*PROBLEM TO WORK ON*: What is the number of lines in the data that hold the string "الخبرات"? Reply with that number only.

[Begin]

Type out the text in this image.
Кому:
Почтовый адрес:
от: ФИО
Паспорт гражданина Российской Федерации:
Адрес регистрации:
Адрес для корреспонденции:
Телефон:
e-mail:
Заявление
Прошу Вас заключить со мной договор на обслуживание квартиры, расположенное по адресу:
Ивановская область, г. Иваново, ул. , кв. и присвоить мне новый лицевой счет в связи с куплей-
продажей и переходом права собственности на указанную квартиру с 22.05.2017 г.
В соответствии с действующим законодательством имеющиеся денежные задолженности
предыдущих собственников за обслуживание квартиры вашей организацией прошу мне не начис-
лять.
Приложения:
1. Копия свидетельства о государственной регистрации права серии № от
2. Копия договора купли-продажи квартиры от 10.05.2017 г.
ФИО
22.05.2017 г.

[End]
[Begin]

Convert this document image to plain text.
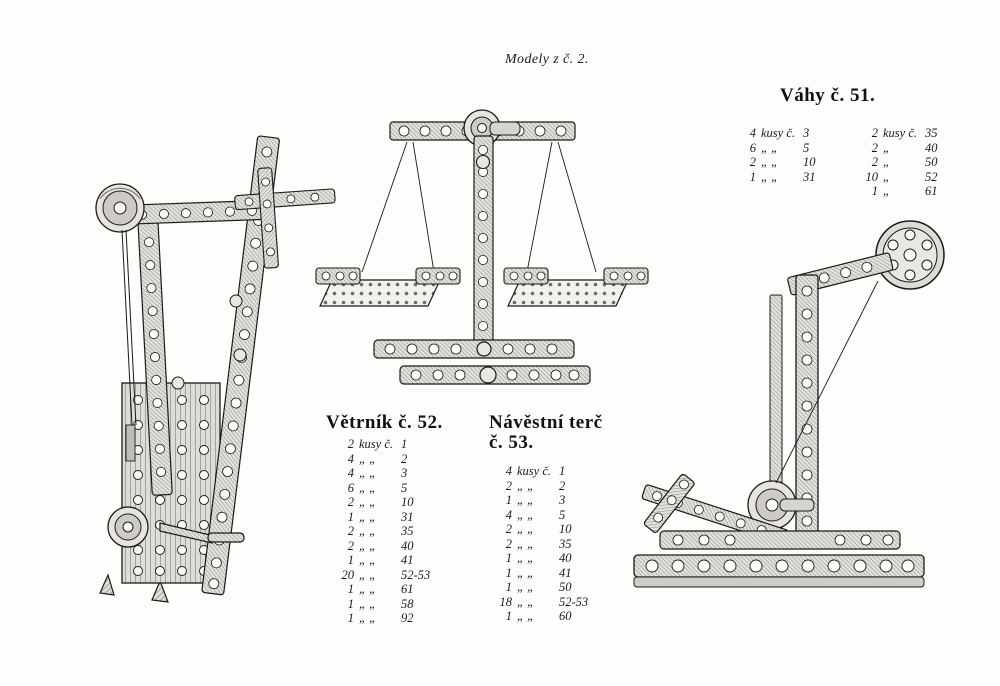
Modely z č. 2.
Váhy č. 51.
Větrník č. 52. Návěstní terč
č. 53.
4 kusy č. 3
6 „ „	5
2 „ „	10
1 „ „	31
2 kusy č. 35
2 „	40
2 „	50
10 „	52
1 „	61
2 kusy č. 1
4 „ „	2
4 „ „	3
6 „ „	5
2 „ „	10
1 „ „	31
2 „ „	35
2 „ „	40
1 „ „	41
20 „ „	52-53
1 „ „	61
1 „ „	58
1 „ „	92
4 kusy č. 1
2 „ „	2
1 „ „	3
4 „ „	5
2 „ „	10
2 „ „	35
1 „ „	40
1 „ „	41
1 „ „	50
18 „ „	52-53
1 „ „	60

[End]
[Begin]

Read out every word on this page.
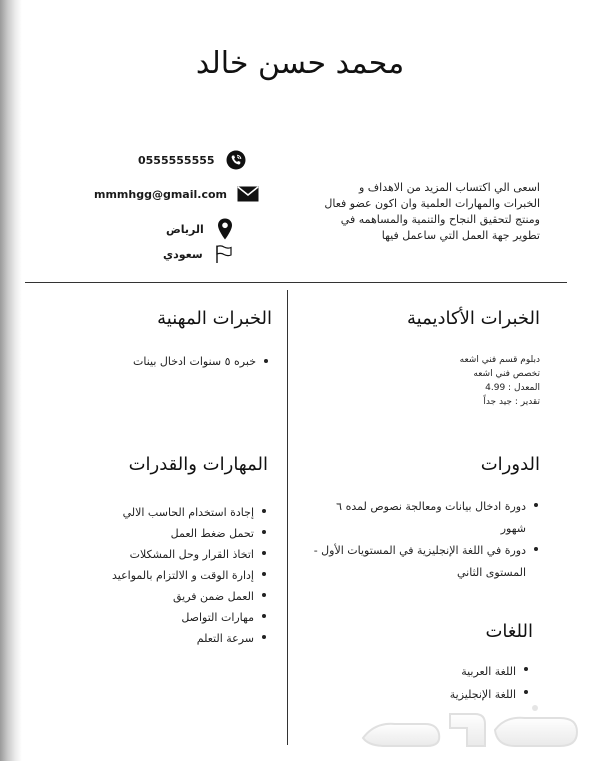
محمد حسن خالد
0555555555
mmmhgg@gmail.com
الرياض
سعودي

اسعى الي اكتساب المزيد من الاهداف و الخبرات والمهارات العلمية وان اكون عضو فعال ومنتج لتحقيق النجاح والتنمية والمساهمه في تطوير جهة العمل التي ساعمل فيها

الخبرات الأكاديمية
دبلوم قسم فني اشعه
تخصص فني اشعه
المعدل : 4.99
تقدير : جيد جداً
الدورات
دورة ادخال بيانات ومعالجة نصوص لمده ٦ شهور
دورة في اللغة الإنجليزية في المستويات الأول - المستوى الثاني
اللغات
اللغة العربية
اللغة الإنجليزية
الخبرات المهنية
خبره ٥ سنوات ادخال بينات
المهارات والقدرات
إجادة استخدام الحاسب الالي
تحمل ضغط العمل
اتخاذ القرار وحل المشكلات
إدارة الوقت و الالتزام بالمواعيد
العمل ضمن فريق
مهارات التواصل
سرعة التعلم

[End]

*SOLUTION*: 3